--- start Records shown ---

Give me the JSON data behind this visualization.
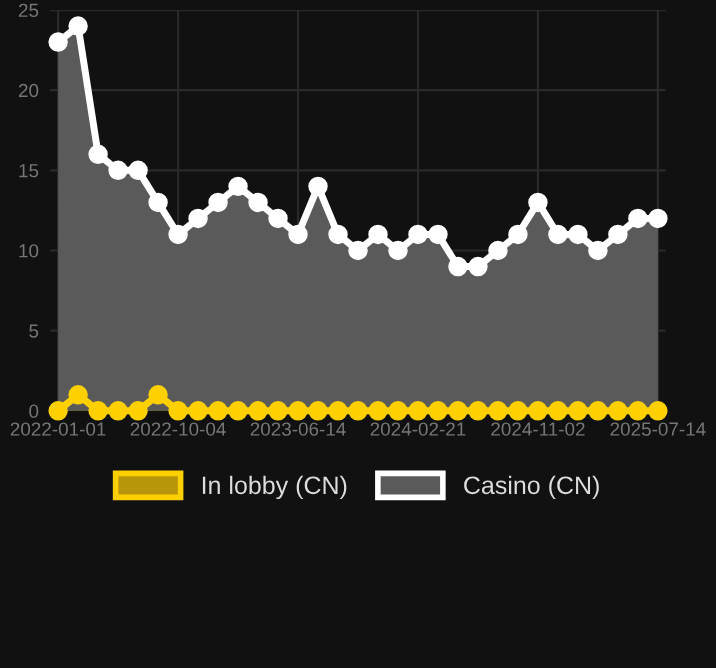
{
  "chart_data": {
    "type": "area",
    "categories": [
      "2022-01-01",
      null,
      null,
      null,
      null,
      null,
      "2022-10-04",
      null,
      null,
      null,
      null,
      null,
      "2023-06-14",
      null,
      null,
      null,
      null,
      null,
      "2024-02-21",
      null,
      null,
      null,
      null,
      null,
      "2024-11-02",
      null,
      null,
      null,
      null,
      null,
      "2025-07-14"
    ],
    "series": [
      {
        "name": "In lobby (CN)",
        "color": "#ffd000",
        "values": [
          0,
          1,
          0,
          0,
          0,
          1,
          0,
          0,
          0,
          0,
          0,
          0,
          0,
          0,
          0,
          0,
          0,
          0,
          0,
          0,
          0,
          0,
          0,
          0,
          0,
          0,
          0,
          0,
          0,
          0,
          0
        ]
      },
      {
        "name": "Casino (CN)",
        "color": "#ffffff",
        "values": [
          23,
          24,
          16,
          15,
          15,
          13,
          11,
          12,
          13,
          14,
          13,
          12,
          11,
          14,
          11,
          10,
          11,
          10,
          11,
          11,
          9,
          9,
          10,
          11,
          13,
          11,
          11,
          10,
          11,
          12,
          12
        ]
      }
    ],
    "ylim": [
      0,
      25
    ],
    "yticks": [
      0,
      5,
      10,
      15,
      20,
      25
    ],
    "grid": true,
    "legend": "bottom",
    "marker": "circle",
    "line_style": "solid"
  }
}
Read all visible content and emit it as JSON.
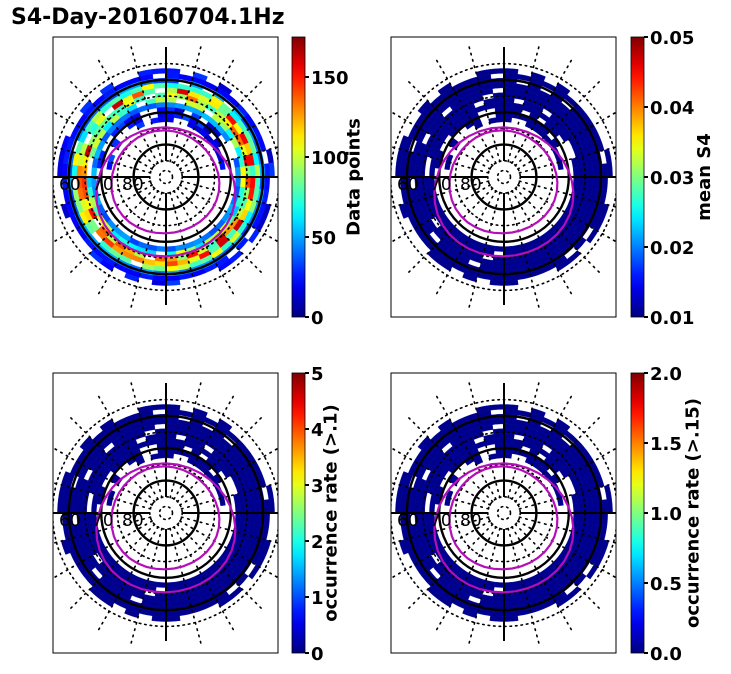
{
  "figure": {
    "title": "S4-Day-20160704.1Hz"
  },
  "chart_data": [
    {
      "type": "heatmap",
      "projection": "polar",
      "panel": "top-left",
      "colorbar": {
        "label": "Data points",
        "range": [
          0,
          175
        ],
        "ticks": [
          0,
          50,
          100,
          150
        ],
        "tick_labels": [
          "0",
          "50",
          "100",
          "150"
        ],
        "colormap": "jet"
      },
      "radial_labels": [
        "60",
        "70",
        "80"
      ],
      "latitude_circles_solid": [
        60,
        70,
        80
      ],
      "latitude_circles_dotted": [
        55,
        65,
        75,
        85,
        88
      ],
      "meridian_spacing_deg": 15,
      "contours": [
        "outer-oval",
        "inner-oval"
      ],
      "pattern": "dense"
    },
    {
      "type": "heatmap",
      "projection": "polar",
      "panel": "top-right",
      "colorbar": {
        "label": "mean S4",
        "range": [
          0.01,
          0.05
        ],
        "ticks": [
          0.01,
          0.02,
          0.03,
          0.04,
          0.05
        ],
        "tick_labels": [
          "0.01",
          "0.02",
          "0.03",
          "0.04",
          "0.05"
        ],
        "colormap": "jet"
      },
      "radial_labels": [
        "60",
        "70",
        "80"
      ],
      "latitude_circles_solid": [
        60,
        70,
        80
      ],
      "latitude_circles_dotted": [
        55,
        65,
        75,
        85,
        88
      ],
      "meridian_spacing_deg": 15,
      "contours": [
        "outer-oval",
        "inner-oval"
      ],
      "pattern": "uniform-low"
    },
    {
      "type": "heatmap",
      "projection": "polar",
      "panel": "bottom-left",
      "colorbar": {
        "label": "occurrence rate (>.1)",
        "range": [
          0,
          5
        ],
        "ticks": [
          0,
          1,
          2,
          3,
          4,
          5
        ],
        "tick_labels": [
          "0",
          "1",
          "2",
          "3",
          "4",
          "5"
        ],
        "colormap": "jet"
      },
      "radial_labels": [
        "60",
        "70",
        "80"
      ],
      "latitude_circles_solid": [
        60,
        70,
        80
      ],
      "latitude_circles_dotted": [
        55,
        65,
        75,
        85,
        88
      ],
      "meridian_spacing_deg": 15,
      "contours": [
        "outer-oval",
        "inner-oval"
      ],
      "pattern": "uniform-low"
    },
    {
      "type": "heatmap",
      "projection": "polar",
      "panel": "bottom-right",
      "colorbar": {
        "label": "occurrence rate (>.15)",
        "range": [
          0.0,
          2.0
        ],
        "ticks": [
          0.0,
          0.5,
          1.0,
          1.5,
          2.0
        ],
        "tick_labels": [
          "0.0",
          "0.5",
          "1.0",
          "1.5",
          "2.0"
        ],
        "colormap": "jet"
      },
      "radial_labels": [
        "60",
        "70",
        "80"
      ],
      "latitude_circles_solid": [
        60,
        70,
        80
      ],
      "latitude_circles_dotted": [
        55,
        65,
        75,
        85,
        88
      ],
      "meridian_spacing_deg": 15,
      "contours": [
        "outer-oval",
        "inner-oval"
      ],
      "pattern": "uniform-low"
    }
  ],
  "colors": {
    "contour": "#b30fb8",
    "grid": "#000000",
    "low_bin": "#00008f"
  }
}
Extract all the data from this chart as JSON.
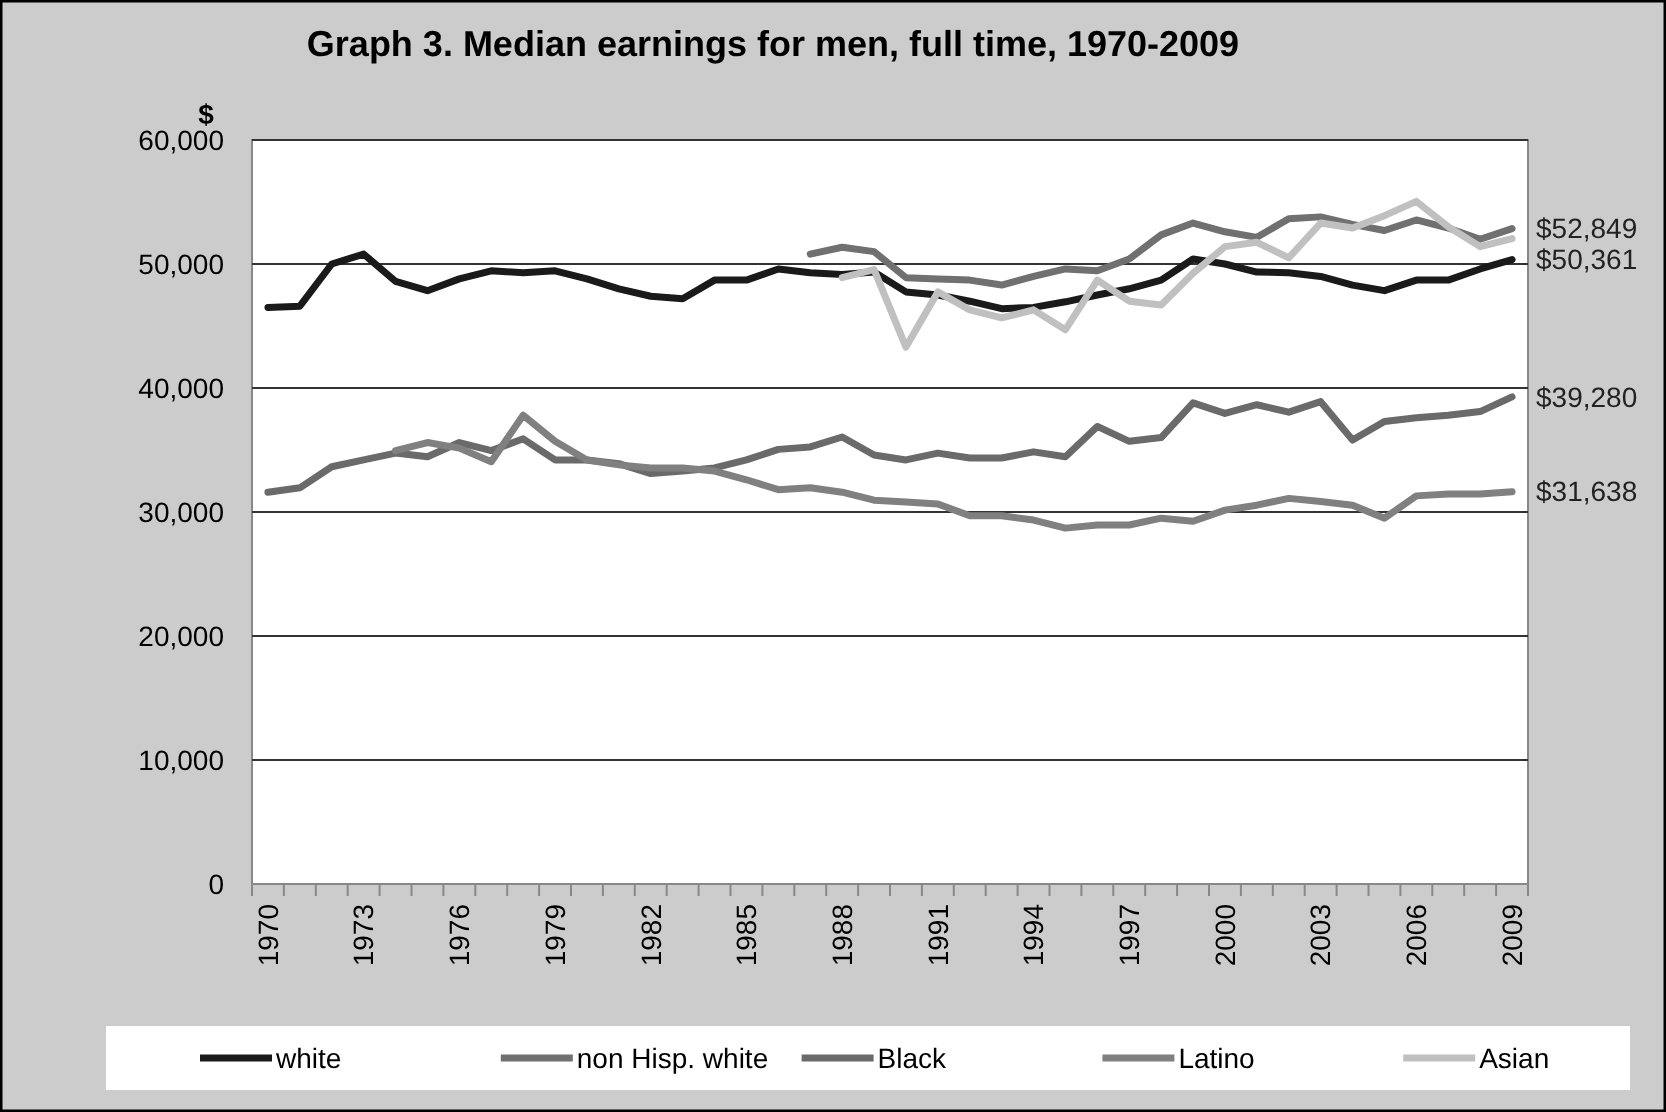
{
  "chart_data": {
    "type": "line",
    "title": "Graph 3. Median earnings  for men, full time, 1970-2009",
    "ylabel": "$",
    "categories": [
      "1970",
      null,
      null,
      "1973",
      null,
      null,
      "1976",
      null,
      null,
      "1979",
      null,
      null,
      "1982",
      null,
      null,
      "1985",
      null,
      null,
      "1988",
      null,
      null,
      "1991",
      null,
      null,
      "1994",
      null,
      null,
      "1997",
      null,
      null,
      "2000",
      null,
      null,
      "2003",
      null,
      null,
      "2006",
      null,
      null,
      "2009"
    ],
    "series": [
      {
        "name": "white",
        "color": "#1a1a1a",
        "values": [
          46500,
          46600,
          50000,
          50800,
          48600,
          47850,
          48800,
          49450,
          49300,
          49450,
          48800,
          48000,
          47400,
          47200,
          48700,
          48700,
          49600,
          49300,
          49150,
          49350,
          47750,
          47500,
          47000,
          46400,
          46500,
          46950,
          47500,
          48000,
          48700,
          50400,
          50000,
          49350,
          49300,
          49000,
          48300,
          47850,
          48700,
          48700,
          49600,
          50361
        ]
      },
      {
        "name": "non Hisp. white",
        "color": "#707070",
        "values": [
          null,
          null,
          null,
          null,
          null,
          null,
          null,
          null,
          null,
          null,
          null,
          null,
          null,
          null,
          null,
          null,
          null,
          50800,
          51350,
          51000,
          48900,
          48800,
          48700,
          48300,
          49000,
          49600,
          49450,
          50400,
          52350,
          53300,
          52600,
          52150,
          53650,
          53800,
          53200,
          52700,
          53550,
          52900,
          52000,
          52849
        ]
      },
      {
        "name": "Black",
        "color": "#6a6a6a",
        "values": [
          31600,
          31950,
          33650,
          34200,
          34750,
          34450,
          35600,
          34950,
          35900,
          34200,
          34200,
          33900,
          33100,
          33300,
          33550,
          34200,
          35050,
          35250,
          36050,
          34600,
          34200,
          34750,
          34350,
          34350,
          34850,
          34450,
          36900,
          35700,
          36000,
          38800,
          37950,
          38650,
          38050,
          38900,
          35800,
          37300,
          37600,
          37800,
          38100,
          39280
        ]
      },
      {
        "name": "Latino",
        "color": "#808080",
        "values": [
          null,
          null,
          null,
          null,
          34950,
          35600,
          35150,
          34050,
          37800,
          35700,
          34200,
          33800,
          33550,
          33550,
          33300,
          32600,
          31800,
          31950,
          31600,
          30950,
          30800,
          30650,
          29700,
          29700,
          29350,
          28700,
          28950,
          28950,
          29500,
          29250,
          30150,
          30550,
          31100,
          30850,
          30550,
          29500,
          31300,
          31450,
          31450,
          31638
        ]
      },
      {
        "name": "Asian",
        "color": "#c0c0c0",
        "values": [
          null,
          null,
          null,
          null,
          null,
          null,
          null,
          null,
          null,
          null,
          null,
          null,
          null,
          null,
          null,
          null,
          null,
          null,
          48900,
          49550,
          43300,
          47750,
          46300,
          45650,
          46300,
          44700,
          48700,
          47000,
          46700,
          49250,
          51400,
          51750,
          50500,
          53300,
          52900,
          53900,
          55050,
          53000,
          51400,
          52050
        ]
      }
    ],
    "ylim": [
      0,
      60000
    ],
    "yticks": [
      {
        "value": 0,
        "label": "0"
      },
      {
        "value": 10000,
        "label": "10,000"
      },
      {
        "value": 20000,
        "label": "20,000"
      },
      {
        "value": 30000,
        "label": "30,000"
      },
      {
        "value": 40000,
        "label": "40,000"
      },
      {
        "value": 50000,
        "label": "50,000"
      },
      {
        "value": 60000,
        "label": "60,000"
      }
    ],
    "grid": "y",
    "legend": "bottom",
    "marker": "none",
    "line_style": "solid",
    "annotations": [
      {
        "text": "$52,849",
        "x": "2009",
        "y": 52849
      },
      {
        "text": "$50,361",
        "x": "2009",
        "y": 50361
      },
      {
        "text": "$39,280",
        "x": "2009",
        "y": 39280
      },
      {
        "text": "$31,638",
        "x": "2009",
        "y": 31638
      }
    ]
  }
}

--- end Records shown ---

(Task prompt):
Where a line in the entries holds "occurrence", copy that line.

(Exercise answer):
        "label": "occurrence rate (>.1)",
        "label": "occurrence rate (>.15)",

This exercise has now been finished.